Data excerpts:
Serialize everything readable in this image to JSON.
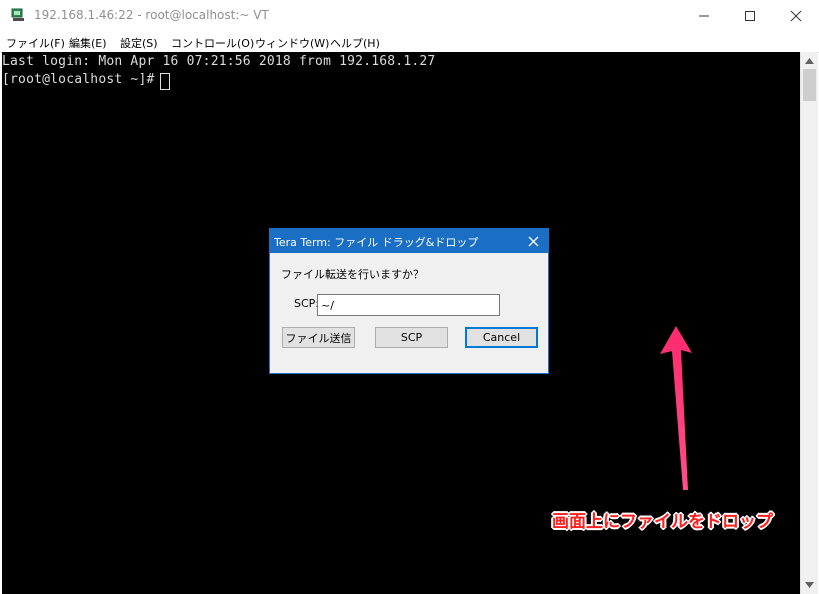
{
  "window": {
    "title": "192.168.1.46:22 - root@localhost:~ VT",
    "controls": [
      "minimize-icon",
      "maximize-icon",
      "close-icon"
    ]
  },
  "menu": {
    "items": [
      "ファイル(F)",
      "編集(E)",
      "設定(S)",
      "コントロール(O)",
      "ウィンドウ(W)",
      "ヘルプ(H)"
    ]
  },
  "terminal": {
    "lines": [
      "Last login: Mon Apr 16 07:21:56 2018 from 192.168.1.27",
      "[root@localhost ~]# "
    ]
  },
  "dialog": {
    "title": "Tera Term: ファイル ドラッグ&ドロップ",
    "prompt": "ファイル転送を行いますか？",
    "scp_label": "SCP:",
    "scp_value": "~/",
    "buttons": {
      "send": "ファイル送信",
      "scp": "SCP",
      "cancel": "Cancel"
    }
  },
  "annotation": {
    "text": "画面上にファイルをドロップ",
    "color": "#ff2a6e"
  },
  "colors": {
    "terminal_bg": "#000000",
    "terminal_fg": "#dcdcdc",
    "dialog_title_bg": "#1a6fc4"
  }
}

WHAT YOU SHOULD DO => From the entries above, extract every line where the word "localhost" appears.

OUTPUT FOR THIS TASK =>
    "title": "192.168.1.46:22 - root@localhost:~ VT",
      "[root@localhost ~]# "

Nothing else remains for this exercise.